AIM OF THE TASK: Rewrite the records from the first line through the line containing "text-line: y este país (372, 651, 444, 671)", inclusive, swapping "cinco" for "seis" and leaving everything else unchanged.

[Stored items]
•••
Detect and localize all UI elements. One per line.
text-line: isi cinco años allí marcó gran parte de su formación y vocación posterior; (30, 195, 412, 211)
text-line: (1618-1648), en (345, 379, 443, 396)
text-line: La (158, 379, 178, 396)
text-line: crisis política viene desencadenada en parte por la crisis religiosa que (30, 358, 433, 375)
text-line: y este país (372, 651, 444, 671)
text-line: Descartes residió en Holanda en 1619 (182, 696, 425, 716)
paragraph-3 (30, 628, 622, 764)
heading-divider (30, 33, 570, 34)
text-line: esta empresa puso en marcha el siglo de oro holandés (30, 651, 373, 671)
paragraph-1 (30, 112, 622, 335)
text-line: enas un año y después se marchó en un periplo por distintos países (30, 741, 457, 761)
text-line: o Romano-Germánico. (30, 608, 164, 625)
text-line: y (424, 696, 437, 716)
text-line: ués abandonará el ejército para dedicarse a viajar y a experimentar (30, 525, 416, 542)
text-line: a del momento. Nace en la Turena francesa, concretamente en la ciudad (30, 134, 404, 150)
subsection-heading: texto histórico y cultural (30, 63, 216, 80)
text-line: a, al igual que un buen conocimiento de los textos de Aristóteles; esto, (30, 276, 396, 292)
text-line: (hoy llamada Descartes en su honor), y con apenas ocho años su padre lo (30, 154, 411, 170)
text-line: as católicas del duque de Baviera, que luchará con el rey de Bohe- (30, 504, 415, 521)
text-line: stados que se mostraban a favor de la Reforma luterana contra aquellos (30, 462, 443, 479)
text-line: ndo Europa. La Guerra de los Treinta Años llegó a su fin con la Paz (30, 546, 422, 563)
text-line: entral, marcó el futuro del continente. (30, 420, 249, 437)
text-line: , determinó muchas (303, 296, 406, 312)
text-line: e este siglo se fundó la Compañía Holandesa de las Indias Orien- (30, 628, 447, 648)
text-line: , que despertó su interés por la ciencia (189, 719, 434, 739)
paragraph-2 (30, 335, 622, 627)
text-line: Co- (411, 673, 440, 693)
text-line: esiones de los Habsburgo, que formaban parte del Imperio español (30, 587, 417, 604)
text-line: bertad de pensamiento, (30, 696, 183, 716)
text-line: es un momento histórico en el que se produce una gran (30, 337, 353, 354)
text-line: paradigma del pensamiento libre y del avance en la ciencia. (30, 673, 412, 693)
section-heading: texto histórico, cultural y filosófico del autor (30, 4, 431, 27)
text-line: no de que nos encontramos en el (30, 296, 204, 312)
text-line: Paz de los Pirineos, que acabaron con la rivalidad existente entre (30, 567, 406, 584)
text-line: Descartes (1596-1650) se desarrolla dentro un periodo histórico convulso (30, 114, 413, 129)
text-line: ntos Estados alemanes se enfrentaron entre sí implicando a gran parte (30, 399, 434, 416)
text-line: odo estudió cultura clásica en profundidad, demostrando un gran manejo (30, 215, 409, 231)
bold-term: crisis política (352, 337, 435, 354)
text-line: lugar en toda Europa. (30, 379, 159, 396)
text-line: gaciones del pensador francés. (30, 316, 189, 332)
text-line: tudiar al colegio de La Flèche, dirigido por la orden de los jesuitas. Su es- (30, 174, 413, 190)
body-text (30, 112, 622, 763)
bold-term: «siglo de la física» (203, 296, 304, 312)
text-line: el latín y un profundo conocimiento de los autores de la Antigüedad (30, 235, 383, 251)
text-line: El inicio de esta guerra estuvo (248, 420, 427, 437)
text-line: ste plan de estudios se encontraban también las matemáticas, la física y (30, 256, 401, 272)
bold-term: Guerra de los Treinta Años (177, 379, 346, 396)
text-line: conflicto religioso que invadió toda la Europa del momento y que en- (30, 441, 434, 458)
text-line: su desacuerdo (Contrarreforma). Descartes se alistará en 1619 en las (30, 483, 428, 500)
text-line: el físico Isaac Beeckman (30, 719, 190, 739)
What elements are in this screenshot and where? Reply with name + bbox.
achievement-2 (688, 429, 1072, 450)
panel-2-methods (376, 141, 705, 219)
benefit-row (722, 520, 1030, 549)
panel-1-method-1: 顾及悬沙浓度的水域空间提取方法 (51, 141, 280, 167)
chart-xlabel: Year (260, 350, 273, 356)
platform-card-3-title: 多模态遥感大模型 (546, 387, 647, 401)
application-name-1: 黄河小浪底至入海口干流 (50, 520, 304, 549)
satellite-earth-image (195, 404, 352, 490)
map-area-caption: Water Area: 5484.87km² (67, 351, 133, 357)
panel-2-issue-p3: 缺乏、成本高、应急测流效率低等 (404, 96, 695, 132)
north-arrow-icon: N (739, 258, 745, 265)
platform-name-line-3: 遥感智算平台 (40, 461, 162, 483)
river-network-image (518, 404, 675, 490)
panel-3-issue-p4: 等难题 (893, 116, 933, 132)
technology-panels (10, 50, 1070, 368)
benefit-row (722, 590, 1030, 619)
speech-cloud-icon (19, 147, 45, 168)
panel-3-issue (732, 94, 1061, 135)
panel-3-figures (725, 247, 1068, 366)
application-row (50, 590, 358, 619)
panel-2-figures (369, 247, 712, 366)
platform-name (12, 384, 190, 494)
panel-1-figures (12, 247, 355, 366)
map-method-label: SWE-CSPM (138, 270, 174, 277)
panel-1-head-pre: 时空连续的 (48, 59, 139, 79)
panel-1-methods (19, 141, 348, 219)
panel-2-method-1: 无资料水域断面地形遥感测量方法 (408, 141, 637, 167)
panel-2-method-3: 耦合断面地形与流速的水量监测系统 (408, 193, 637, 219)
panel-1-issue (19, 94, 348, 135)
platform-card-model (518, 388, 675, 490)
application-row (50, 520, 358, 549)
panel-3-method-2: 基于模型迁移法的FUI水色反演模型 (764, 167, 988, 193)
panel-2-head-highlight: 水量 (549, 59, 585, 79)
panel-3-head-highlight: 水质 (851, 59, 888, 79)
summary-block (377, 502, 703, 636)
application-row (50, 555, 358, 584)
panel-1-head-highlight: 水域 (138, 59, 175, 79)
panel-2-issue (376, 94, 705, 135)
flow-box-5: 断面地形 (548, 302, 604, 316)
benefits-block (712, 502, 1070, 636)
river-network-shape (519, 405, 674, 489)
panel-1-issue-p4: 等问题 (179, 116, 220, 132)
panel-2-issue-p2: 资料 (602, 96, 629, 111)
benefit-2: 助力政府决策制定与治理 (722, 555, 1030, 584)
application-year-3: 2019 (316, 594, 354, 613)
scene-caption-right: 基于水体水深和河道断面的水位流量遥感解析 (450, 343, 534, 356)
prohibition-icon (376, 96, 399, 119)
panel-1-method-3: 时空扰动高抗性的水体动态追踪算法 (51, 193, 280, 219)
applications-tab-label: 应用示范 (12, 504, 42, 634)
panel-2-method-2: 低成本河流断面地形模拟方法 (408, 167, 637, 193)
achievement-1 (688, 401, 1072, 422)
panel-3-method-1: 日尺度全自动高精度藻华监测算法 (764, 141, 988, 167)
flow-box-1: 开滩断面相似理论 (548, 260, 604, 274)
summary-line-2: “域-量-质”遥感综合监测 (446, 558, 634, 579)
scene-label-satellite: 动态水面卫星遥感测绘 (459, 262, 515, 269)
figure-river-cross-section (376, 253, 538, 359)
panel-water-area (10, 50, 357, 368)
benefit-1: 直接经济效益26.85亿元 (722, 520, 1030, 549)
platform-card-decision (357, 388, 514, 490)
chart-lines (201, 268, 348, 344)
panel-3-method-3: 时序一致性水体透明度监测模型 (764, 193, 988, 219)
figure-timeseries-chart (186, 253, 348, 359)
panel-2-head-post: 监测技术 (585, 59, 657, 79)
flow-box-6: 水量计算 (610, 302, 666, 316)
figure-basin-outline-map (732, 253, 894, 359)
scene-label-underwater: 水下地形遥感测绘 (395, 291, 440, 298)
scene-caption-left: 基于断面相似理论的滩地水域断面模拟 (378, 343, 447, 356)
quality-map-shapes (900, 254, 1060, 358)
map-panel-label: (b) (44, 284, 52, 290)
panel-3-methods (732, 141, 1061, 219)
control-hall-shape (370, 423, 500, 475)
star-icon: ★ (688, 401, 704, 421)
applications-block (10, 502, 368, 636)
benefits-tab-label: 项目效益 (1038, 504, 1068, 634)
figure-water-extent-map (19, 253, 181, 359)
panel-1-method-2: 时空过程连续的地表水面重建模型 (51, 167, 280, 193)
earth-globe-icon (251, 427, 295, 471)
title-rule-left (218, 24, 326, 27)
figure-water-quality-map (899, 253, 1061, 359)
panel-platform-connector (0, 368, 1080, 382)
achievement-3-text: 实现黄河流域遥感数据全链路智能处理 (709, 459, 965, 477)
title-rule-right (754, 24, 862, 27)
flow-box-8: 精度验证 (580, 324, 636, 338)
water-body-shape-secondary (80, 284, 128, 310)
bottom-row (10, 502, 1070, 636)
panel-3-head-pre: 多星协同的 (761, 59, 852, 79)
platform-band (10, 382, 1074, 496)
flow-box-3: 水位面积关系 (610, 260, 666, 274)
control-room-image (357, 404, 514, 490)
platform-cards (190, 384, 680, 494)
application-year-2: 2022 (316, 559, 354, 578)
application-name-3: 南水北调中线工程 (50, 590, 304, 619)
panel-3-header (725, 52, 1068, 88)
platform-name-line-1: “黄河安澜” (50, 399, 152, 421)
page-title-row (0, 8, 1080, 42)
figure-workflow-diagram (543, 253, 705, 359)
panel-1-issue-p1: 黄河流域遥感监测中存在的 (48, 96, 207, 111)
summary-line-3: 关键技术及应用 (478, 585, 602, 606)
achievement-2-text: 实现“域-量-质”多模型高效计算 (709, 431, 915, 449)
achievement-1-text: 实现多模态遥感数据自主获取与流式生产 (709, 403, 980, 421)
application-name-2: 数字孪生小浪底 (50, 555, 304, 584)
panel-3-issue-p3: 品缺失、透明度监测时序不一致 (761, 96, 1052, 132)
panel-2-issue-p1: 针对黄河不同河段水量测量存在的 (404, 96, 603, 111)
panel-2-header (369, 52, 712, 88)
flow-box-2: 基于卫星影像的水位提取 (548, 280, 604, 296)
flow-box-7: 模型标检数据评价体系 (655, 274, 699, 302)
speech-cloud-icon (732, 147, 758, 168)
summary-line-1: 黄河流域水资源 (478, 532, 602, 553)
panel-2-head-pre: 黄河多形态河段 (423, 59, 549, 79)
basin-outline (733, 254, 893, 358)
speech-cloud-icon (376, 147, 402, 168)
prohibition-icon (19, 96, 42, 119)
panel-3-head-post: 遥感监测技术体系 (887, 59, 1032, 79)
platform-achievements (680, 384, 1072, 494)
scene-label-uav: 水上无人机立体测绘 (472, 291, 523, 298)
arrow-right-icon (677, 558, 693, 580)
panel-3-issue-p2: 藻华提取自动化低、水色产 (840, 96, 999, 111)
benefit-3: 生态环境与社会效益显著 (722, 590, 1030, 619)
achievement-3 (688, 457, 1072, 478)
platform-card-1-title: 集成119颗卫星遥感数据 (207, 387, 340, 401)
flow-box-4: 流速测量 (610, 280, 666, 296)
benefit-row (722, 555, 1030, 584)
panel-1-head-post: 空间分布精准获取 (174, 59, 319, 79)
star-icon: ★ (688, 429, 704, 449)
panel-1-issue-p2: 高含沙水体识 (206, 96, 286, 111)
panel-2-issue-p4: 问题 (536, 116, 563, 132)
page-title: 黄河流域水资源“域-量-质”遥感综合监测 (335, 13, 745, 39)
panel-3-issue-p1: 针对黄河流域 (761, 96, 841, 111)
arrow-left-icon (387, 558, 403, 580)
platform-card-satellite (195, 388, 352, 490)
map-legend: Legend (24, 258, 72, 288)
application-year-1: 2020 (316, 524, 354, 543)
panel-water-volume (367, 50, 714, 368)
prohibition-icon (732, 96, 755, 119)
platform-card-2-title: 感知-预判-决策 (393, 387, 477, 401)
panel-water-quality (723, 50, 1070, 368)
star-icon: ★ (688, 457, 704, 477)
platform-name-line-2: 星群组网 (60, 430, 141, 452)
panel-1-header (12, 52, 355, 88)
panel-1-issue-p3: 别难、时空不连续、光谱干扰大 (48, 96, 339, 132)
•••
TASK RESULT:
Detect and localize all UI elements. One per line.
text-line: isi seis años allí marcó gran parte de su formación y vocación posterior; (30, 195, 412, 211)
text-line: (1618-1648), en (345, 379, 443, 396)
text-line: La (158, 379, 178, 396)
text-line: crisis política viene desencadenada en parte por la crisis religiosa que (30, 358, 433, 375)
text-line: y este país (372, 651, 444, 671)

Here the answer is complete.